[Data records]
━━━━━━━━━━━━━━━━━━━━
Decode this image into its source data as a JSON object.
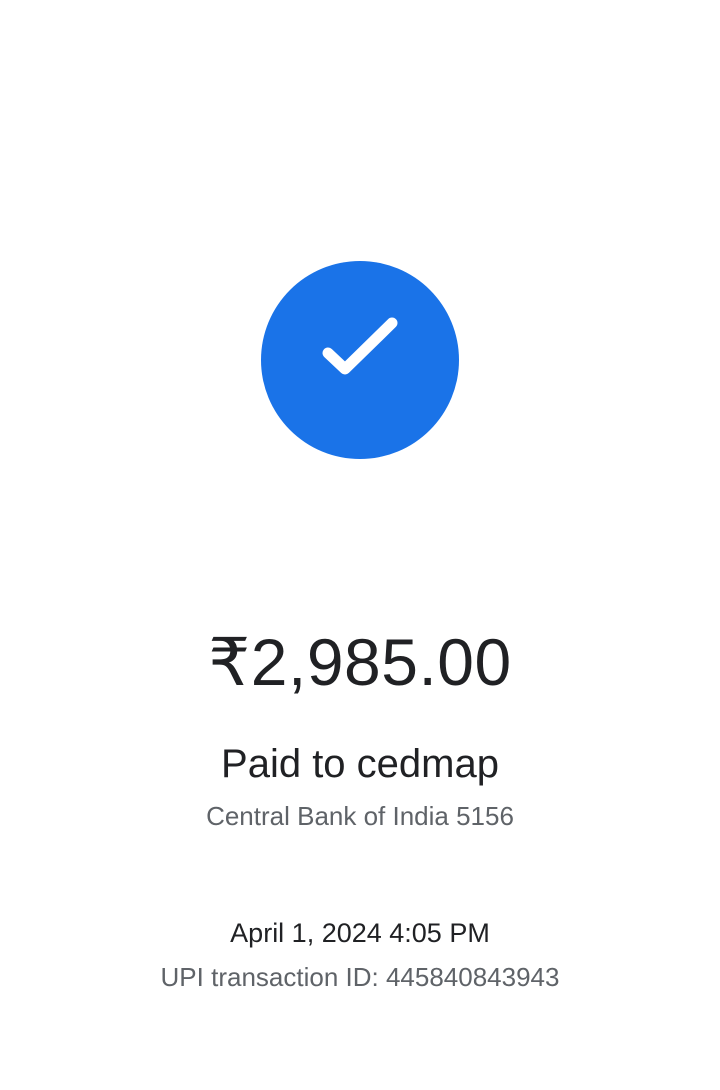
{
  "status": {
    "icon": "check-icon",
    "circle_color": "#1a73e8"
  },
  "payment": {
    "amount": "₹2,985.00",
    "paid_to": "Paid to cedmap",
    "bank": "Central Bank of India 5156",
    "datetime": "April 1, 2024 4:05 PM",
    "transaction_id": "UPI transaction ID: 445840843943"
  }
}
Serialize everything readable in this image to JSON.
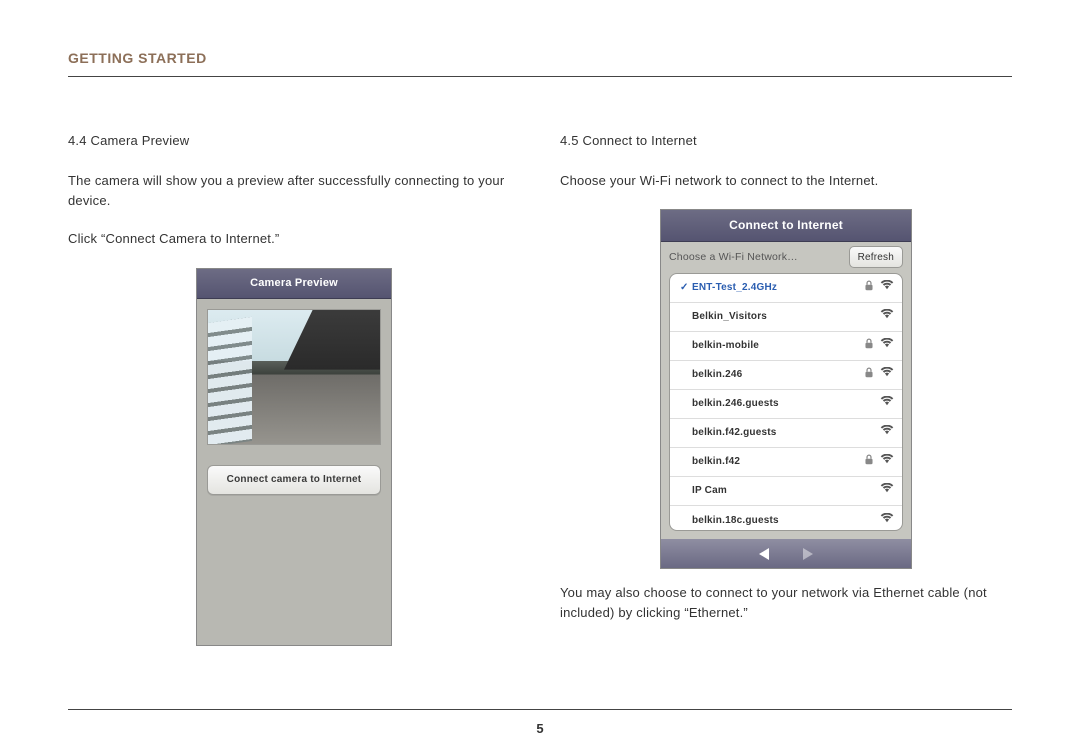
{
  "header": {
    "title": "GETTING STARTED"
  },
  "left": {
    "section_title": "4.4 Camera Preview",
    "para1": "The camera will show you a preview after successfully connecting to your device.",
    "para2": "Click “Connect Camera to Internet.”",
    "phone": {
      "navbar": "Camera Preview",
      "connect_label": "Connect camera to Internet"
    }
  },
  "right": {
    "section_title": "4.5 Connect to Internet",
    "para1": "Choose your Wi-Fi network to connect to the Internet.",
    "para2": "You may also choose to connect to your network via Ethernet cable (not included) by clicking “Ethernet.”",
    "phone": {
      "navbar": "Connect to Internet",
      "choose_label": "Choose a Wi-Fi Network…",
      "refresh_label": "Refresh",
      "networks": [
        {
          "name": "ENT-Test_2.4GHz",
          "locked": true,
          "selected": true
        },
        {
          "name": "Belkin_Visitors",
          "locked": false,
          "selected": false
        },
        {
          "name": "belkin-mobile",
          "locked": true,
          "selected": false
        },
        {
          "name": "belkin.246",
          "locked": true,
          "selected": false
        },
        {
          "name": "belkin.246.guests",
          "locked": false,
          "selected": false
        },
        {
          "name": "belkin.f42.guests",
          "locked": false,
          "selected": false
        },
        {
          "name": "belkin.f42",
          "locked": true,
          "selected": false
        },
        {
          "name": "IP Cam",
          "locked": false,
          "selected": false
        },
        {
          "name": "belkin.18c.guests",
          "locked": false,
          "selected": false
        }
      ]
    }
  },
  "page_number": "5"
}
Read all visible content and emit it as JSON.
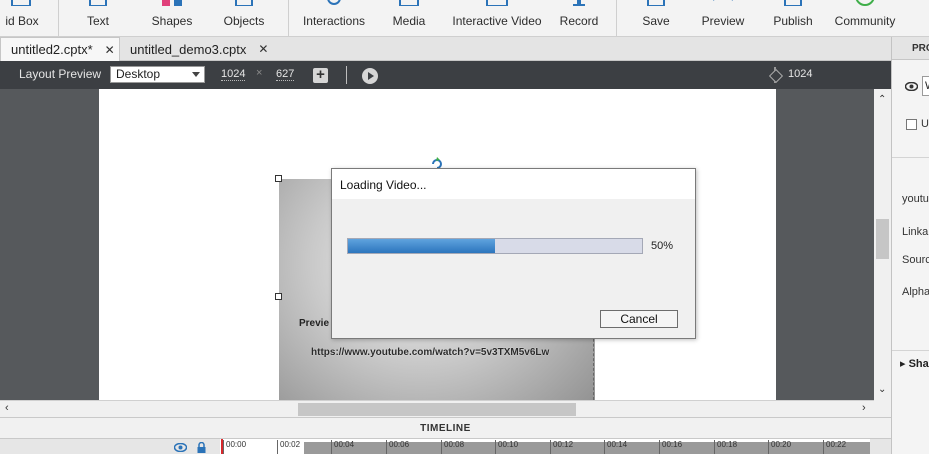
━━━━━━━━━━━━━━━━━━━━
- What to work on -
Copy out every line in the entries above that holds "this".

- Written solution -
Decode this image into its source data as a JSON object.
Serialize everything readable in this image to JSON.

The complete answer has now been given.